» Dataset records:
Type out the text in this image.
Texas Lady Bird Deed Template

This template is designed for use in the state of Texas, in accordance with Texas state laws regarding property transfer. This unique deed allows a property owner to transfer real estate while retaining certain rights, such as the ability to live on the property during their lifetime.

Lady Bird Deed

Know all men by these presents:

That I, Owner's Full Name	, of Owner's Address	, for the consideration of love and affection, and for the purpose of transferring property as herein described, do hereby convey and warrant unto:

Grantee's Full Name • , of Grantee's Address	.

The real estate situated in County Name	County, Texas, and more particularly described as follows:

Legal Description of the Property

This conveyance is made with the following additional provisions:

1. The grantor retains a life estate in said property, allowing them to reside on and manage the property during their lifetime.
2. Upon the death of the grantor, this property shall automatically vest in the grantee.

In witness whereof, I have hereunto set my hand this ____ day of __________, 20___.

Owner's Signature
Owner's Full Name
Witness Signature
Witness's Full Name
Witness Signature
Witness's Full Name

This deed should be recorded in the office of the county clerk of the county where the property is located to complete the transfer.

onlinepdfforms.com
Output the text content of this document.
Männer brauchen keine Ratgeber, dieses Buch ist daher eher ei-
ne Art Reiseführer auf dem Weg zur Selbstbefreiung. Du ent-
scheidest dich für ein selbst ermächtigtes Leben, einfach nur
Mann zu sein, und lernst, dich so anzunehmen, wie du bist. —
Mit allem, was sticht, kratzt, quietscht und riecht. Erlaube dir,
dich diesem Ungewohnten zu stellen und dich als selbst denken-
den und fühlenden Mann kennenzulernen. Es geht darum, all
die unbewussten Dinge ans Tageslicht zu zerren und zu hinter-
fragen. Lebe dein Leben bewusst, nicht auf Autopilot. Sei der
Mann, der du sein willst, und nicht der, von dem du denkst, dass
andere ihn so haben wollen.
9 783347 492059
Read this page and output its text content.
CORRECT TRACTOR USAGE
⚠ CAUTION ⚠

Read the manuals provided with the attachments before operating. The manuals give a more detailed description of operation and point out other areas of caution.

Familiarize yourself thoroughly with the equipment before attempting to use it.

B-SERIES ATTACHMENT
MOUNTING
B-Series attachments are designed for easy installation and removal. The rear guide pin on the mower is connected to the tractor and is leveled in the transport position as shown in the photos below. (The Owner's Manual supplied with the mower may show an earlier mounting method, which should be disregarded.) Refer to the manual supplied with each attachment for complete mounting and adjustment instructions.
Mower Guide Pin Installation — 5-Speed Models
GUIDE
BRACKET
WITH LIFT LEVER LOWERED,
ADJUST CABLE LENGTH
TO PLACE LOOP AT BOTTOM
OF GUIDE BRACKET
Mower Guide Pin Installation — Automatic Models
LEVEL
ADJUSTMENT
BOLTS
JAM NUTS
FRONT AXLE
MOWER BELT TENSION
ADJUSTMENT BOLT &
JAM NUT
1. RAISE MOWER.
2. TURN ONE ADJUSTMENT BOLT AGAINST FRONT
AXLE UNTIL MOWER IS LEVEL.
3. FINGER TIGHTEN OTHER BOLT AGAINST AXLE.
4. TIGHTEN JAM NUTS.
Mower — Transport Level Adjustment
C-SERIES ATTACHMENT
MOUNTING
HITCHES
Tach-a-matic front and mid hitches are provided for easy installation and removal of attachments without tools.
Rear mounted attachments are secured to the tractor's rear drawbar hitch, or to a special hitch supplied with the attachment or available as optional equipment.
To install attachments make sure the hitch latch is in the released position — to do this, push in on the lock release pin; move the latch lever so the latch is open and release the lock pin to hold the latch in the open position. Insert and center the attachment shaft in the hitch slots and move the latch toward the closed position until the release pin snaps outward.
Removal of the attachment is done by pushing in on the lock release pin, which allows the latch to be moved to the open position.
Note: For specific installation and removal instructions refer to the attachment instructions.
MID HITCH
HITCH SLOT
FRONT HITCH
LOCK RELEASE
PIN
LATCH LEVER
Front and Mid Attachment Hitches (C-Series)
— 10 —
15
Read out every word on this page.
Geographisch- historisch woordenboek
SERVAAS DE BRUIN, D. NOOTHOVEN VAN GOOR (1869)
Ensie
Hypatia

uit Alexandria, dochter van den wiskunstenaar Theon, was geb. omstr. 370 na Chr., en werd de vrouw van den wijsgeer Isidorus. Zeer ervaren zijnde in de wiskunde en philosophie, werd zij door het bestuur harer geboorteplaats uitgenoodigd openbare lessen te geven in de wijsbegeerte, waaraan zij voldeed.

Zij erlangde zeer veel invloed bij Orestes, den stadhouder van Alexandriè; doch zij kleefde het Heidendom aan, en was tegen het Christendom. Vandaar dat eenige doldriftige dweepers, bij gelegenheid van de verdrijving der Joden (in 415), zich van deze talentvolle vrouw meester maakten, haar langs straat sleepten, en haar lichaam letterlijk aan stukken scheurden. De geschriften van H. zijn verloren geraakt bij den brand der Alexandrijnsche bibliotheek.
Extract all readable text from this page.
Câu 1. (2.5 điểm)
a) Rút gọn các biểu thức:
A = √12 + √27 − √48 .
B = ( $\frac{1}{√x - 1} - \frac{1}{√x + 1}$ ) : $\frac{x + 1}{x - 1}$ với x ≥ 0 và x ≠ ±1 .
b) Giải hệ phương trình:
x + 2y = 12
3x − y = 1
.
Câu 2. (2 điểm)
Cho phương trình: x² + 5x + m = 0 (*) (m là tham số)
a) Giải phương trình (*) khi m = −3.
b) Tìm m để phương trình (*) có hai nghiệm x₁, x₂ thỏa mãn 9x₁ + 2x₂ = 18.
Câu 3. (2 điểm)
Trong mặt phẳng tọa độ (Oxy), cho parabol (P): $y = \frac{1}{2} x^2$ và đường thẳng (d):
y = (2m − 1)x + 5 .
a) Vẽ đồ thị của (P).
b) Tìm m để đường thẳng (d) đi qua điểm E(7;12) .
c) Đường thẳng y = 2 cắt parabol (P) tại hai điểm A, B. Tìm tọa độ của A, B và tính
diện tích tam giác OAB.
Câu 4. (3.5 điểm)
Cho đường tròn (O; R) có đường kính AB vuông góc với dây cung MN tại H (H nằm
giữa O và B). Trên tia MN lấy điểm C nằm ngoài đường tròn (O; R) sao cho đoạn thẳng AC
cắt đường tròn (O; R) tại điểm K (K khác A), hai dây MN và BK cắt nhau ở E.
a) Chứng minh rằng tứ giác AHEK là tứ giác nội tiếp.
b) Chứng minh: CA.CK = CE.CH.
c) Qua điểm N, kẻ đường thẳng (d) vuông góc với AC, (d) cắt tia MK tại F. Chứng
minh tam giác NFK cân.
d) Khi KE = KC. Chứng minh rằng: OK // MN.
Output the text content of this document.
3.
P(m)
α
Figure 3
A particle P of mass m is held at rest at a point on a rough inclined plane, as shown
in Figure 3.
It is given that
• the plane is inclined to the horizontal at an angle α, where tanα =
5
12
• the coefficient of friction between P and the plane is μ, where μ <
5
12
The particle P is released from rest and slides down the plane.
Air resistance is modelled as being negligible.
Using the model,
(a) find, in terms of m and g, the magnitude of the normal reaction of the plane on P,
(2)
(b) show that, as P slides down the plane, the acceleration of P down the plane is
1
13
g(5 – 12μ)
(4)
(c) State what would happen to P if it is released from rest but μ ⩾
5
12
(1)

» Set exercise:
Check each line of the entries above for the word "real". List the ones that have it.

» Task solution:
This template is designed for use in the state of Texas, in accordance with Texas state laws regarding property transfer. This unique deed allows a property owner to transfer real estate while retaining certain rights, such as the ability to live on the property during their lifetime.
The real estate situated in County Name	County, Texas, and more particularly described as follows:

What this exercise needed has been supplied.